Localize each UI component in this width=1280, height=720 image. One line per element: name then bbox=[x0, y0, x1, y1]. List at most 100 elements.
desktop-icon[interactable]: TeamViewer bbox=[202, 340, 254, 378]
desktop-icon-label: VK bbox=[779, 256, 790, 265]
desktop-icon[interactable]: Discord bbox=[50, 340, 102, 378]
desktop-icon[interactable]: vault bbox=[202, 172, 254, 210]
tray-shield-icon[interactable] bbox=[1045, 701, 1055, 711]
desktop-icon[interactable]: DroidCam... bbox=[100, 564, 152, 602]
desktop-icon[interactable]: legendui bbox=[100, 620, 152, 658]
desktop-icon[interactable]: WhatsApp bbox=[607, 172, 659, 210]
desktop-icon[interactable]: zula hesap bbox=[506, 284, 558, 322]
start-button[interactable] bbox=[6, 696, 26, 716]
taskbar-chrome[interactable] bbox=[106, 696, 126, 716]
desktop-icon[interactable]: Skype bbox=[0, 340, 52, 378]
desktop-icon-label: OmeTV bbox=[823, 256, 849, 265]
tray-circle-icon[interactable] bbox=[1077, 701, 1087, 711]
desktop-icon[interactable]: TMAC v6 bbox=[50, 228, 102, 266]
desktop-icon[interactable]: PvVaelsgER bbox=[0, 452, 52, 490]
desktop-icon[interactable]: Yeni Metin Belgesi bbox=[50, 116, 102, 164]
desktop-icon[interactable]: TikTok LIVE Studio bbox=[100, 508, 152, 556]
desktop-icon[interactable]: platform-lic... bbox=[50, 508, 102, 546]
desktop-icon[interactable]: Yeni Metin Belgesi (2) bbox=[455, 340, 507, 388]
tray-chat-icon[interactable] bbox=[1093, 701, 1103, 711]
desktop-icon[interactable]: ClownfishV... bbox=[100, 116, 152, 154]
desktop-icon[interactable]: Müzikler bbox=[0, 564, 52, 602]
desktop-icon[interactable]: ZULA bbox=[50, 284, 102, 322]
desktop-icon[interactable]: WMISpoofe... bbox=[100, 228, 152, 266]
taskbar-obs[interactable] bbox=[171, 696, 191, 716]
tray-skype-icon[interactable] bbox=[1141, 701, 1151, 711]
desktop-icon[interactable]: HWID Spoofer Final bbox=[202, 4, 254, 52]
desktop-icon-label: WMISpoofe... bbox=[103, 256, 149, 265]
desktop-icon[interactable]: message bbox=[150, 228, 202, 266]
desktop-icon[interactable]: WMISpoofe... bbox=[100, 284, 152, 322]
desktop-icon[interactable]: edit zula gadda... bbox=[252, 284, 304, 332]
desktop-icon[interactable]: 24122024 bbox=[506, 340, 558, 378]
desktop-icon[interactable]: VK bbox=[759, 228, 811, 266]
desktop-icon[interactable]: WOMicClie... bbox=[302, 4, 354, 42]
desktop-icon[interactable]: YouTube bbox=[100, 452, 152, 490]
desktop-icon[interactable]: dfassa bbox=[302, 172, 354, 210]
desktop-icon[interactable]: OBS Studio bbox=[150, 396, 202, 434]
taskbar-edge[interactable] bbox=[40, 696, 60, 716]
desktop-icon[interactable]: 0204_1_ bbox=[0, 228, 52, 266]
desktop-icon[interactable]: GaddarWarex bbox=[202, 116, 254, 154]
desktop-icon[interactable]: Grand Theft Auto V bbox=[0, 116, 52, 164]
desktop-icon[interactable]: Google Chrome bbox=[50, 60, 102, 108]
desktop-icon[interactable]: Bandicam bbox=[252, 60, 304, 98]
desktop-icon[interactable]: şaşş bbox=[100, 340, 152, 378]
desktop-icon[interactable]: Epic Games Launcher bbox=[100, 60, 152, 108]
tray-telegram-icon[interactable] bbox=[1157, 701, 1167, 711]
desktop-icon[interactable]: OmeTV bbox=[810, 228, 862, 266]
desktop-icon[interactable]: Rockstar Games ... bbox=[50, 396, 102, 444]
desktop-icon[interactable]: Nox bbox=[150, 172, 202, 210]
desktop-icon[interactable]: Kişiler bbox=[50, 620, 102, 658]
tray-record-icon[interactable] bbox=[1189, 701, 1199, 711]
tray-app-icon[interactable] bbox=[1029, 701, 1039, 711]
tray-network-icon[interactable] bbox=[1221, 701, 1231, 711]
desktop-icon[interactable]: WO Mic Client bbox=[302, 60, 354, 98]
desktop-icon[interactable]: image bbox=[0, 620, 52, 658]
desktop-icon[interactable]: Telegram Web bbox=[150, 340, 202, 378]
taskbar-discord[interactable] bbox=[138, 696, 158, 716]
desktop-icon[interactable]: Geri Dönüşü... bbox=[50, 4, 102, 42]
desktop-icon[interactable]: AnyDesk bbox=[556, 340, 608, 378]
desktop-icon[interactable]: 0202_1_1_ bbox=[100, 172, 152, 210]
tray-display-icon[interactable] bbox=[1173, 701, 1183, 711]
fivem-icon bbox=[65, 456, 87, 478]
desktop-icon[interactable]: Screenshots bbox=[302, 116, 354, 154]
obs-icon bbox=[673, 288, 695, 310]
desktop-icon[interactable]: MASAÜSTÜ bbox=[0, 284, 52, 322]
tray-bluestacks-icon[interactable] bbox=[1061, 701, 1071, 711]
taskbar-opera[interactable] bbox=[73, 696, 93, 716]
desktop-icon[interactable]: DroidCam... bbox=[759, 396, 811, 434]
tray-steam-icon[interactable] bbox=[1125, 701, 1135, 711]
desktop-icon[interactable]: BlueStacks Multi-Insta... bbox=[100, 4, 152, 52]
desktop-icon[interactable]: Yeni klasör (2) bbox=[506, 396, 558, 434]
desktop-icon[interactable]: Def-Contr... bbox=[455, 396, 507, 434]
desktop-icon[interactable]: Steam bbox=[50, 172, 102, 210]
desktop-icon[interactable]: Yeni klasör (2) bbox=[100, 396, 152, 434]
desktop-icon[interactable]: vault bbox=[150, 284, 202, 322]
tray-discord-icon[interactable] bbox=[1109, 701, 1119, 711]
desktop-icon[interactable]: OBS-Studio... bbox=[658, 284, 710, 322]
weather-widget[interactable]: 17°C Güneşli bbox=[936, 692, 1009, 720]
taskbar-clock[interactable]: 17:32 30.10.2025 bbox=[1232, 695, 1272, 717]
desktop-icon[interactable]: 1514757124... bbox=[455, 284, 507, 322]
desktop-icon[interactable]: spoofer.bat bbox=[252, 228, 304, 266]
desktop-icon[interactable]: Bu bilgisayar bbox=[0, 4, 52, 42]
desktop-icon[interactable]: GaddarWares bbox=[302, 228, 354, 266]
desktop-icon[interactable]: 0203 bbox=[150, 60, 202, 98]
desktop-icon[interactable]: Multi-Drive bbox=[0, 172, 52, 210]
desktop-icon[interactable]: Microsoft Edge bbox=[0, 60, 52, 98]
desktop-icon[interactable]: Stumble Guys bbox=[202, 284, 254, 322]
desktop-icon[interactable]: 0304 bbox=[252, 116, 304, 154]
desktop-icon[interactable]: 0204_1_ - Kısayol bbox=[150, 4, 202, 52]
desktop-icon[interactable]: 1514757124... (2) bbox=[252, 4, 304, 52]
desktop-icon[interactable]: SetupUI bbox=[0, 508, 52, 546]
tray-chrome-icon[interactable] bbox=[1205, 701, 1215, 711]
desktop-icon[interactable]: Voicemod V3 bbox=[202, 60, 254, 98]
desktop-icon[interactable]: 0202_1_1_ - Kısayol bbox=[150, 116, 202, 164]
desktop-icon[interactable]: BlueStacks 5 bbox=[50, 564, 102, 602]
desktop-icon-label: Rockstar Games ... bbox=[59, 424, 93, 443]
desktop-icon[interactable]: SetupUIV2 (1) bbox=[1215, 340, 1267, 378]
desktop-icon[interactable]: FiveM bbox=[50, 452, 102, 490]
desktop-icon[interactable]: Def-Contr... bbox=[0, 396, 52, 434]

- **STATED TASK**: Show every line of the material above that contains the string "Contr". Only matches with the same uppercase and lowercase letters count.

- **WRITTEN SOLUTION**:
desktop-icon[interactable]: Def-Contr... bbox=[455, 396, 507, 434]
desktop-icon[interactable]: Def-Contr... bbox=[0, 396, 52, 434]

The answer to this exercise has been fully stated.